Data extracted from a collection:
------

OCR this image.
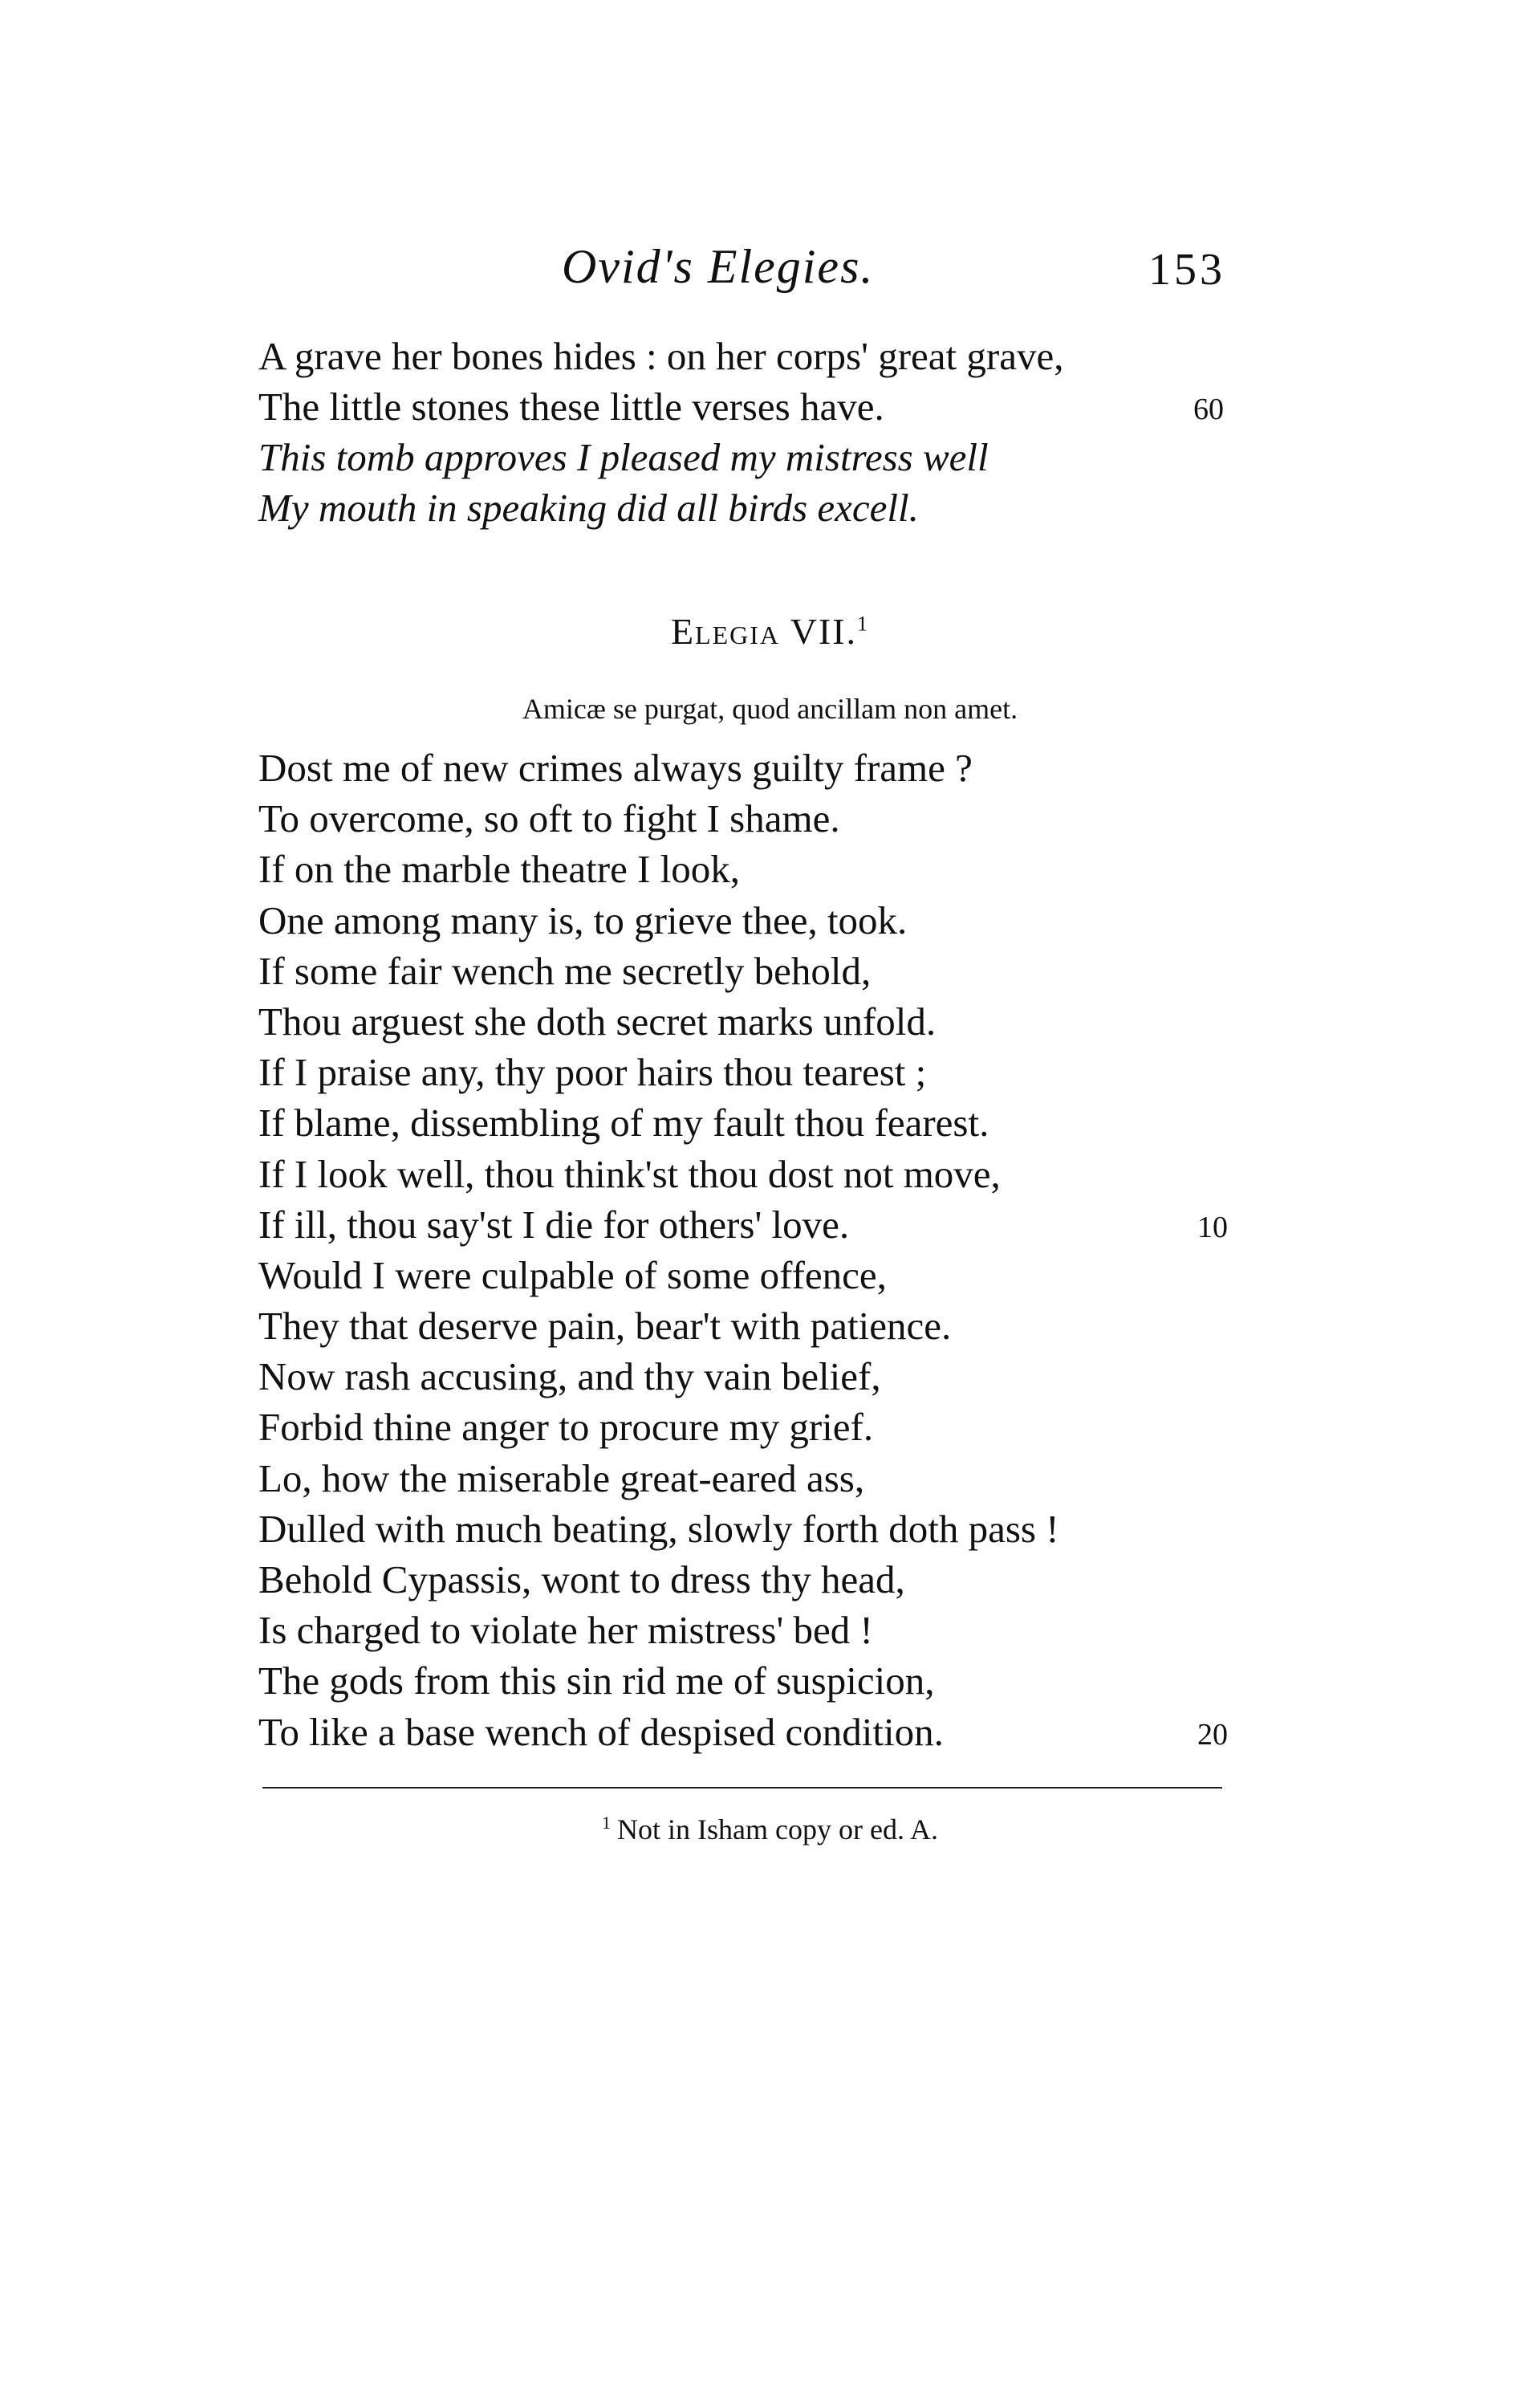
Ovid's Elegies.	153
A grave her bones hides : on her corps' great grave,
The little stones these little verses have.	60
This tomb approves I pleased my mistress well
My mouth in speaking did all birds excell.
Elegia VII.$^1$
Amicæ se purgat, quod ancillam non amet.
Dost me of new crimes always guilty frame ?
To overcome, so oft to fight I shame.
If on the marble theatre I look,
One among many is, to grieve thee, took.
If some fair wench me secretly behold,
Thou arguest she doth secret marks unfold.
If I praise any, thy poor hairs thou tearest ;
If blame, dissembling of my fault thou fearest.
If I look well, thou think'st thou dost not move,
If ill, thou say'st I die for others' love.	10
Would I were culpable of some offence,
They that deserve pain, bear't with patience.
Now rash accusing, and thy vain belief,
Forbid thine anger to procure my grief.
Lo, how the miserable great-eared ass,
Dulled with much beating, slowly forth doth pass !
Behold Cypassis, wont to dress thy head,
Is charged to violate her mistress' bed !
The gods from this sin rid me of suspicion,
To like a base wench of despised condition.	20
$^1$ Not in Isham copy or ed. A.
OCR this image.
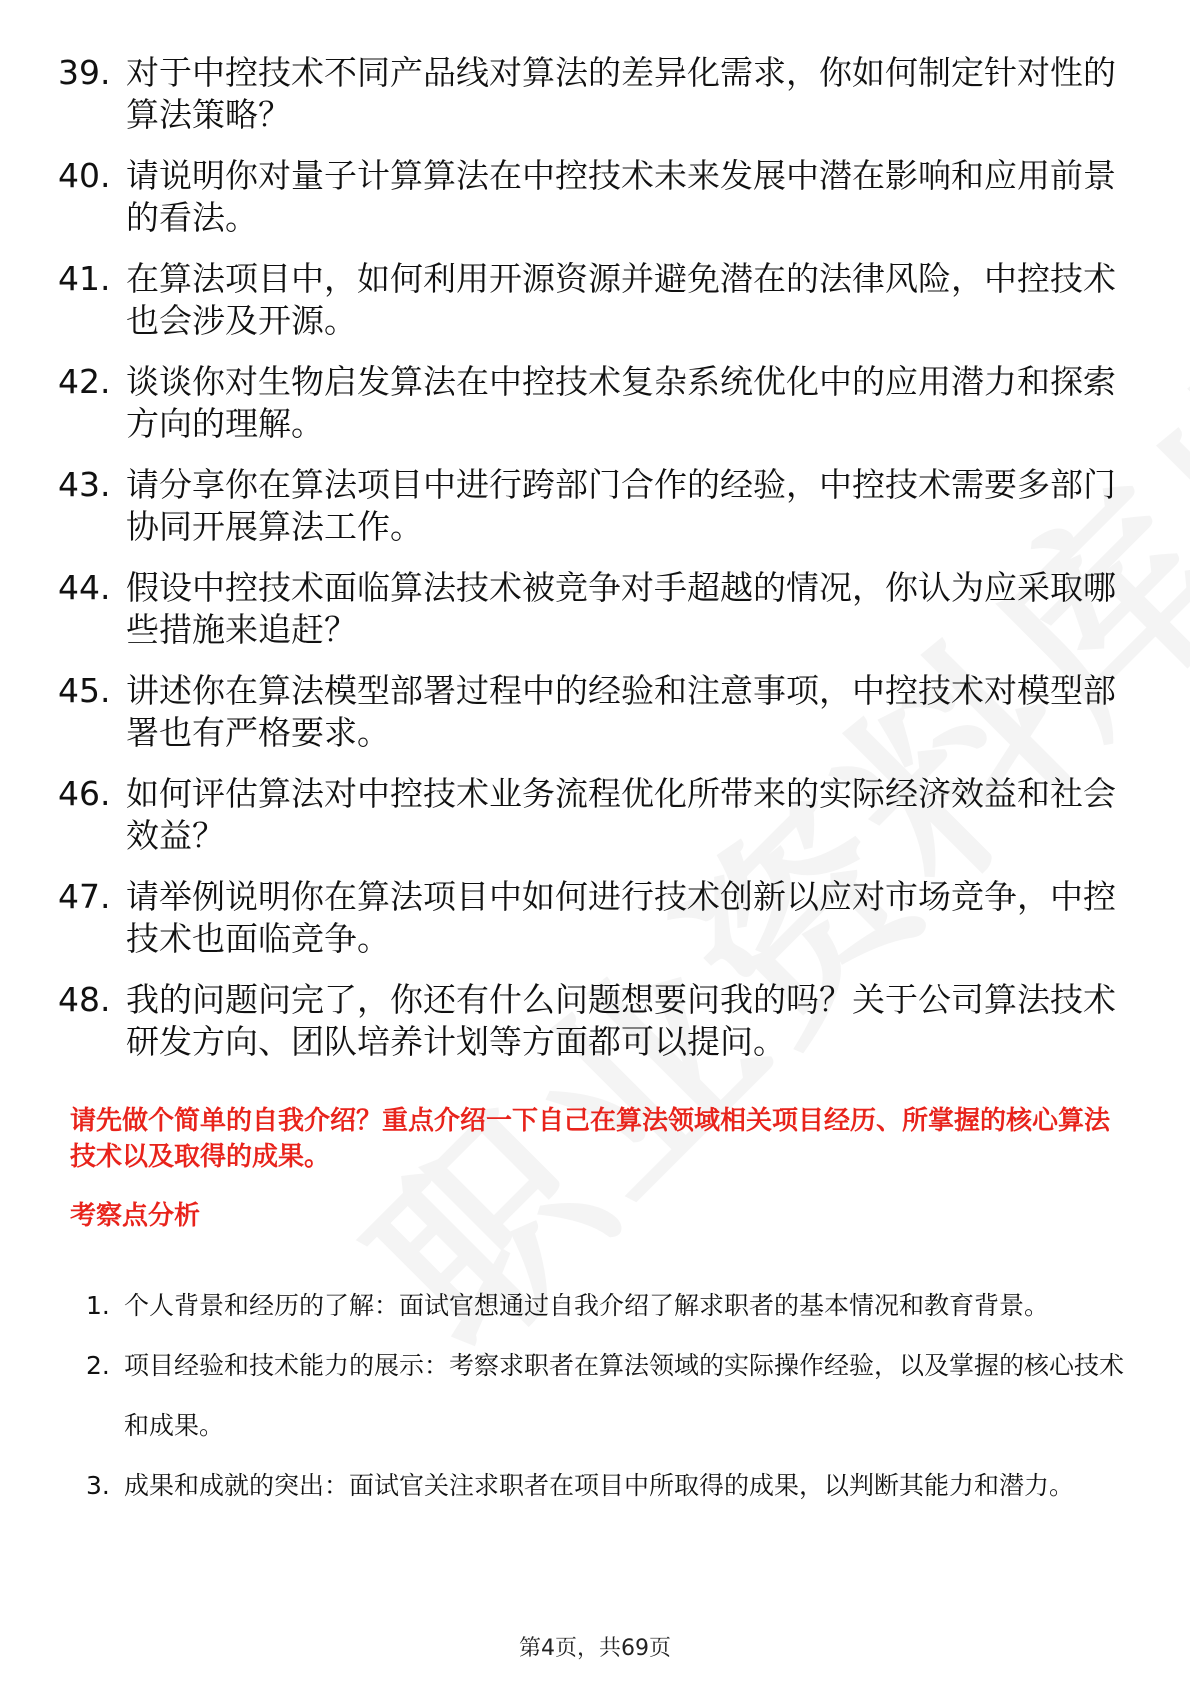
39. 对于中控技术不同产品线对算法的差异化需求，你如何制定针对性的算法策略？
40. 请说明你对量子计算算法在中控技术未来发展中潜在影响和应用前景的看法。
41. 在算法项目中，如何利用开源资源并避免潜在的法律风险，中控技术也会涉及开源。
42. 谈谈你对生物启发算法在中控技术复杂系统优化中的应用潜力和探索方向的理解。
43. 请分享你在算法项目中进行跨部门合作的经验，中控技术需要多部门协同开展算法工作。
44. 假设中控技术面临算法技术被竞争对手超越的情况，你认为应采取哪些措施来追赶？
45. 讲述你在算法模型部署过程中的经验和注意事项，中控技术对模型部署也有严格要求。
46. 如何评估算法对中控技术业务流程优化所带来的实际经济效益和社会效益？
47. 请举例说明你在算法项目中如何进行技术创新以应对市场竞争，中控技术也面临竞争。
48. 我的问题问完了，你还有什么问题想要问我的吗？关于公司算法技术研发方向、团队培养计划等方面都可以提问。
请先做个简单的自我介绍？重点介绍一下自己在算法领域相关项目经历、所掌握的核心算法技术以及取得的成果。
考察点分析
1. 个人背景和经历的了解：面试官想通过自我介绍了解求职者的基本情况和教育背景。
2. 项目经验和技术能力的展示：考察求职者在算法领域的实际操作经验，以及掌握的核心技术和成果。
3. 成果和成就的突出：面试官关注求职者在项目中所取得的成果，以判断其能力和潜力。
第4页，共69页
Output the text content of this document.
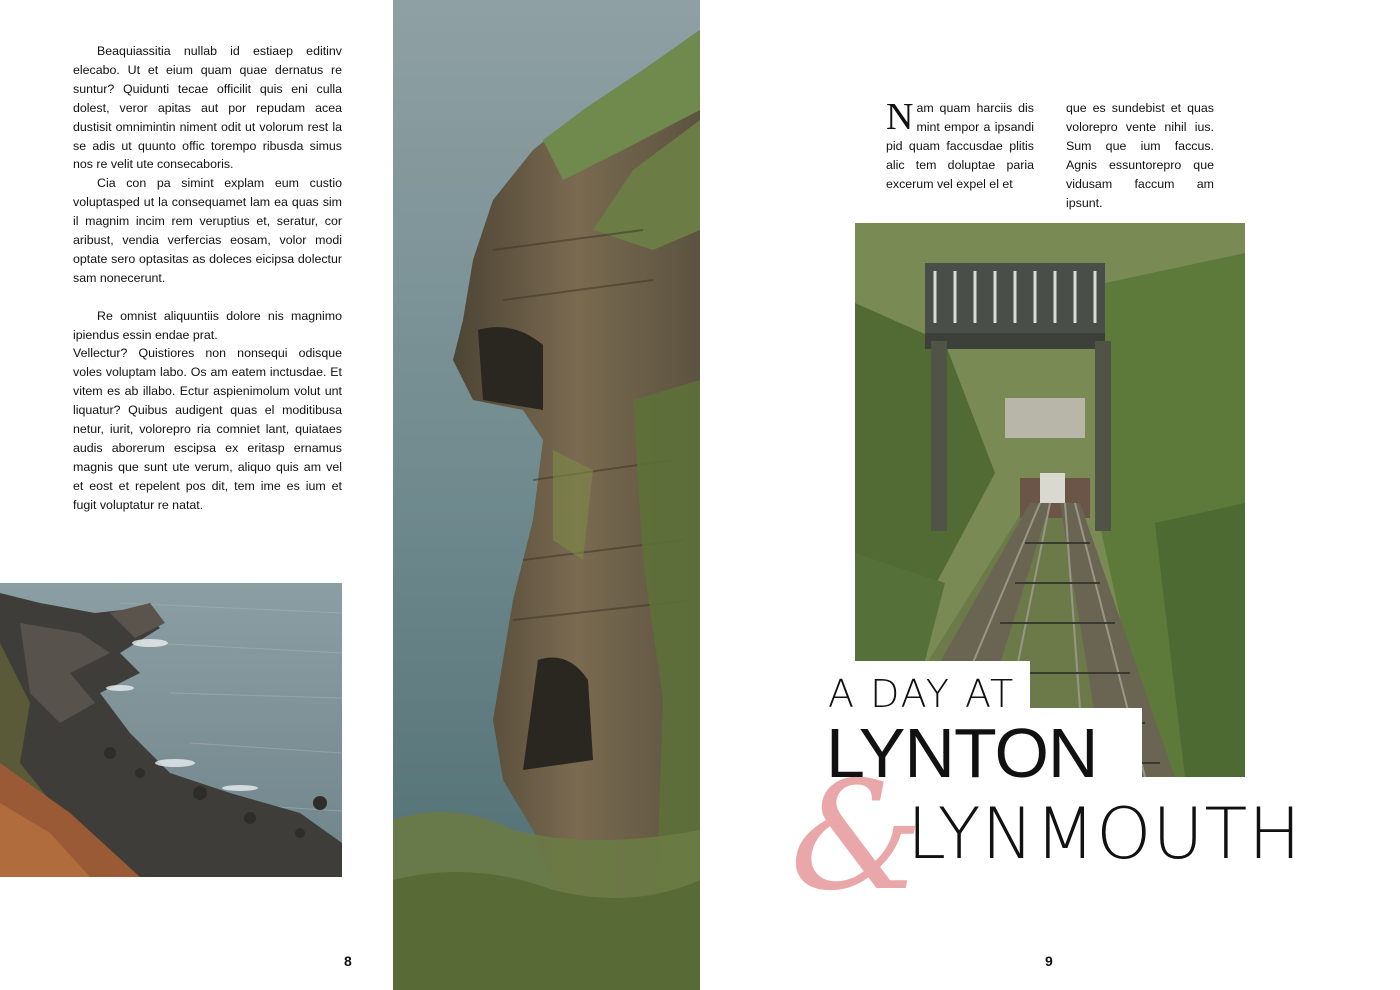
Beaquiassitia nullab id estiaep editinv elecabo. Ut et eium quam quae dernatus re suntur? Quidunti tecae officilit quis eni culla dolest, veror apitas aut por repudam acea dustisit omnimintin niment odit ut volorum rest la se adis ut quunto offic torempo ribusda simus nos re velit ute consecaboris.

Cia con pa simint explam eum custio voluptasped ut la consequamet lam ea quas sim il magnim incim rem veruptius et, seratur, cor aribust, vendia verfercias eosam, volor modi optate sero optasitas as doleces eicipsa dolectur sam nonecerunt.

Re omnist aliquuntiis dolore nis magnimo ipiendus essin endae prat.

Vellectur? Quistiores non nonsequi odisque voles voluptam labo. Os am eatem inctusdae. Et vitem es ab illabo. Ectur aspienimolum volut unt liquatur? Quibus audigent quas el moditibusa netur, iurit, volorepro ria comniet lant, quiataes audis aborerum escipsa ex eritasp ernamus magnis que sunt ute verum, aliquo quis am vel et eost et repelent pos dit, tem ime es ium et fugit voluptatur re natat.

Nam quam harciis dis mint empor a ipsandi pid quam faccusdae plitis alic tem doluptae paria excerum vel expel el et
que es sundebist et quas volorepro vente nihil ius. Sum que ium faccus. Agnis essuntorepro que vidusam faccum am ipsunt.
A DAY AT
&
LYNTON
LYNMOUTH
8	9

------

> Work instructions: Copy every entry word for word, but omit the pictures.

> Reply to the task:
OCR this image.
Ovid's Elegies.	153
A grave her bones hides : on her corps' great grave,
The little stones these little verses have.	60
This tomb approves I pleased my mistress well
My mouth in speaking did all birds excell.
Elegia VII.$^1$
Amicæ se purgat, quod ancillam non amet.
Dost me of new crimes always guilty frame ?
To overcome, so oft to fight I shame.
If on the marble theatre I look,
One among many is, to grieve thee, took.
If some fair wench me secretly behold,
Thou arguest she doth secret marks unfold.
If I praise any, thy poor hairs thou tearest ;
If blame, dissembling of my fault thou fearest.
If I look well, thou think'st thou dost not move,
If ill, thou say'st I die for others' love.	10
Would I were culpable of some offence,
They that deserve pain, bear't with patience.
Now rash accusing, and thy vain belief,
Forbid thine anger to procure my grief.
Lo, how the miserable great-eared ass,
Dulled with much beating, slowly forth doth pass !
Behold Cypassis, wont to dress thy head,
Is charged to violate her mistress' bed !
The gods from this sin rid me of suspicion,
To like a base wench of despised condition.	20
$^1$ Not in Isham copy or ed. A.
OCR this image.
39. 对于中控技术不同产品线对算法的差异化需求，你如何制定针对性的算法策略？
40. 请说明你对量子计算算法在中控技术未来发展中潜在影响和应用前景的看法。
41. 在算法项目中，如何利用开源资源并避免潜在的法律风险，中控技术也会涉及开源。
42. 谈谈你对生物启发算法在中控技术复杂系统优化中的应用潜力和探索方向的理解。
43. 请分享你在算法项目中进行跨部门合作的经验，中控技术需要多部门协同开展算法工作。
44. 假设中控技术面临算法技术被竞争对手超越的情况，你认为应采取哪些措施来追赶？
45. 讲述你在算法模型部署过程中的经验和注意事项，中控技术对模型部署也有严格要求。
46. 如何评估算法对中控技术业务流程优化所带来的实际经济效益和社会效益？
47. 请举例说明你在算法项目中如何进行技术创新以应对市场竞争，中控技术也面临竞争。
48. 我的问题问完了，你还有什么问题想要问我的吗？关于公司算法技术研发方向、团队培养计划等方面都可以提问。
请先做个简单的自我介绍？重点介绍一下自己在算法领域相关项目经历、所掌握的核心算法技术以及取得的成果。
考察点分析
1. 个人背景和经历的了解：面试官想通过自我介绍了解求职者的基本情况和教育背景。
2. 项目经验和技术能力的展示：考察求职者在算法领域的实际操作经验，以及掌握的核心技术和成果。
3. 成果和成就的突出：面试官关注求职者在项目中所取得的成果，以判断其能力和潜力。
第4页，共69页
Output the text content of this document.
Beaquiassitia nullab id estiaep editinv elecabo. Ut et eium quam quae dernatus re suntur? Quidunti tecae officilit quis eni culla dolest, veror apitas aut por repudam acea dustisit omnimintin niment odit ut volorum rest la se adis ut quunto offic torempo ribusda simus nos re velit ute consecaboris.

Cia con pa simint explam eum custio voluptasped ut la consequamet lam ea quas sim il magnim incim rem veruptius et, seratur, cor aribust, vendia verfercias eosam, volor modi optate sero optasitas as doleces eicipsa dolectur sam nonecerunt.

Re omnist aliquuntiis dolore nis magnimo ipiendus essin endae prat.

Vellectur? Quistiores non nonsequi odisque voles voluptam labo. Os am eatem inctusdae. Et vitem es ab illabo. Ectur aspienimolum volut unt liquatur? Quibus audigent quas el moditibusa netur, iurit, volorepro ria comniet lant, quiataes audis aborerum escipsa ex eritasp ernamus magnis que sunt ute verum, aliquo quis am vel et eost et repelent pos dit, tem ime es ium et fugit voluptatur re natat.

Nam quam harciis dis mint empor a ipsandi pid quam faccusdae plitis alic tem doluptae paria excerum vel expel el et
que es sundebist et quas volorepro vente nihil ius. Sum que ium faccus. Agnis essuntorepro que vidusam faccum am ipsunt.
A DAY AT
&
LYNTON
LYNMOUTH
8	9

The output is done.